▶ _REQUEST_:
Locate the word "JSON" in the material, then show every line that holds it.

▶ _ENTRIES SUPPLIED_:
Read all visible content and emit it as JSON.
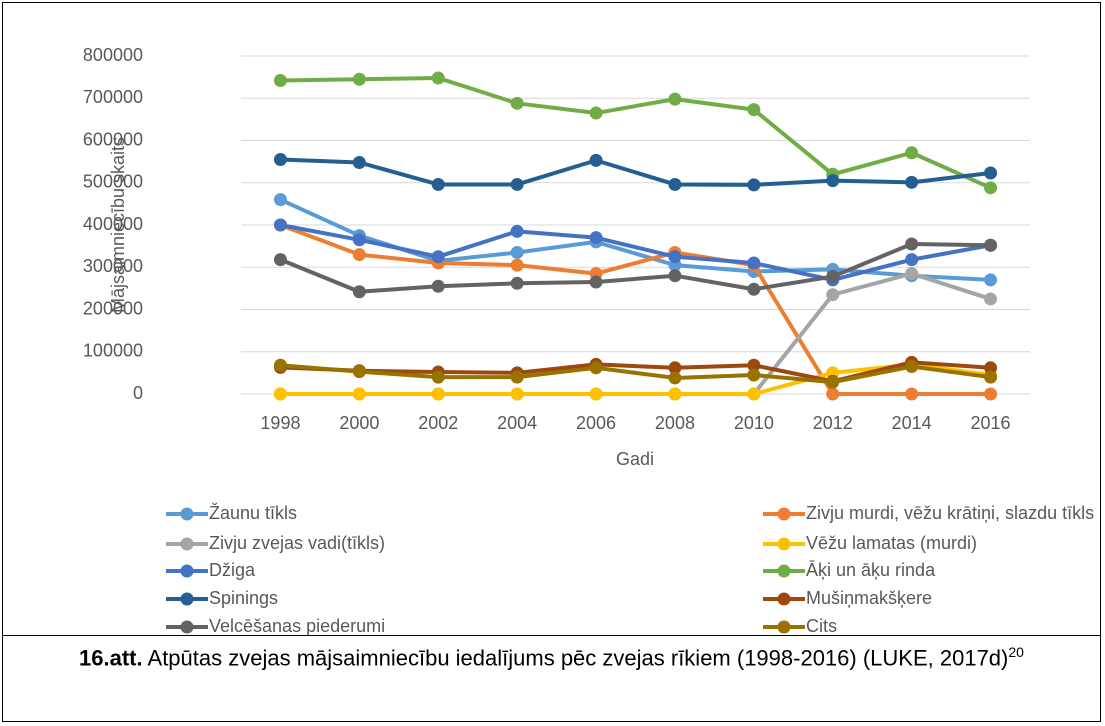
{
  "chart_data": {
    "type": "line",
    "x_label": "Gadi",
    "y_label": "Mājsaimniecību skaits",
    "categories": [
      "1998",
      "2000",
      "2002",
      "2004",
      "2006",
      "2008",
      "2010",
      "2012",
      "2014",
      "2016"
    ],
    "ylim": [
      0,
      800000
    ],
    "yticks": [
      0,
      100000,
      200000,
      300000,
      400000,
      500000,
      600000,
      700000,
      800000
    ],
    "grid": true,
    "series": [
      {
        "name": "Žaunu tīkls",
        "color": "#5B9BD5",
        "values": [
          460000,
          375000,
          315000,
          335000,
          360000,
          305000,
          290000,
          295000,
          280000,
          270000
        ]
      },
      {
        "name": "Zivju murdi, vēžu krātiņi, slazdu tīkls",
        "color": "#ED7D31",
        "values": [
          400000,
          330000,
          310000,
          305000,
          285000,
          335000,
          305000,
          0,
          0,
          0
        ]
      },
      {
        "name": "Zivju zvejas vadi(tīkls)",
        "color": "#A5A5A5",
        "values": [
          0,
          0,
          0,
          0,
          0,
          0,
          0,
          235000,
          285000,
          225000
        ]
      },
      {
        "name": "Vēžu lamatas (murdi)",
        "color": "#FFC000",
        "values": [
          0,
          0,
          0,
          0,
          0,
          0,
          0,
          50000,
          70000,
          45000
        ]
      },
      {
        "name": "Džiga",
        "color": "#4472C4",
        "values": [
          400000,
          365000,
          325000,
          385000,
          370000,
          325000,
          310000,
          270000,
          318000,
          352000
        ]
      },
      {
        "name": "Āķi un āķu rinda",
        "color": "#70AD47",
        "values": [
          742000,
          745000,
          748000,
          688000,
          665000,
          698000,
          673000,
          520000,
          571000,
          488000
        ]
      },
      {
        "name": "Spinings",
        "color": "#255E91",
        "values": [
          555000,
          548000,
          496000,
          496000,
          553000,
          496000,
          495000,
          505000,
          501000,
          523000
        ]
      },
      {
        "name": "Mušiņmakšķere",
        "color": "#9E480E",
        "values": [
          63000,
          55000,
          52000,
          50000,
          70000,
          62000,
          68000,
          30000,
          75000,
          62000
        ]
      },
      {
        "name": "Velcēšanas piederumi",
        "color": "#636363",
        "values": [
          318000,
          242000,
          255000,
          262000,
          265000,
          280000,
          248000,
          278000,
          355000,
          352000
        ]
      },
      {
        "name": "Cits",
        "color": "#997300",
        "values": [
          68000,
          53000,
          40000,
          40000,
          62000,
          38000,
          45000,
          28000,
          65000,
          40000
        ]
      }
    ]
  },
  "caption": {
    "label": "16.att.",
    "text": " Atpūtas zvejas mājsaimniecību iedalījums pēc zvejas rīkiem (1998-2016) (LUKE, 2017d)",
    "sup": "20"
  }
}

* * *

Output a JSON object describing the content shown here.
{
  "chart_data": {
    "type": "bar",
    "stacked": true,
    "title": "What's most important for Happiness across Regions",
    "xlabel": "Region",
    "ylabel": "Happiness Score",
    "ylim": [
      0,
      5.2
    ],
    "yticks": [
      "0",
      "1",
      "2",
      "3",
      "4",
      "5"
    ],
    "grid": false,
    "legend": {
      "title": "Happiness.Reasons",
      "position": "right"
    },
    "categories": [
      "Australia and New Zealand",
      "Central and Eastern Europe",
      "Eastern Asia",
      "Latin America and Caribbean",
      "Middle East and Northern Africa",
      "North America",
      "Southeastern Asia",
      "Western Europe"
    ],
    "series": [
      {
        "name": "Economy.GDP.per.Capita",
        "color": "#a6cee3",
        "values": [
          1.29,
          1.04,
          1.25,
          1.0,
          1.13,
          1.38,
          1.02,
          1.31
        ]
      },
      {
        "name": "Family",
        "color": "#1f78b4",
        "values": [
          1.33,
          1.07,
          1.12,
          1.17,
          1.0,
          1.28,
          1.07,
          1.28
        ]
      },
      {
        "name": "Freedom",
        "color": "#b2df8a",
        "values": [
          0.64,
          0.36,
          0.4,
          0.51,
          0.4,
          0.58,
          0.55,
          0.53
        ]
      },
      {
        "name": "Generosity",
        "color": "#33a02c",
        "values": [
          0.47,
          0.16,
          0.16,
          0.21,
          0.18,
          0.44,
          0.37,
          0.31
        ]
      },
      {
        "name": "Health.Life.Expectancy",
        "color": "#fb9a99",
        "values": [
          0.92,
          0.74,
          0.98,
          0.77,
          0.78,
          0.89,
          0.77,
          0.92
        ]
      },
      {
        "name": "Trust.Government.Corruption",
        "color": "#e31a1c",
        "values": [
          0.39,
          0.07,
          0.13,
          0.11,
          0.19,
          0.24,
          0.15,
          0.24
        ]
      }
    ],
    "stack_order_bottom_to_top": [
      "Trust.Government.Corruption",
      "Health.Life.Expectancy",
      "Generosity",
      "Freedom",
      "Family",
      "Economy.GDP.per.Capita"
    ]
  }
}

▶ _RIGHT ANSWER_:
Read all visible content and emit it as JSON.
Output a JSON object describing the content shown here.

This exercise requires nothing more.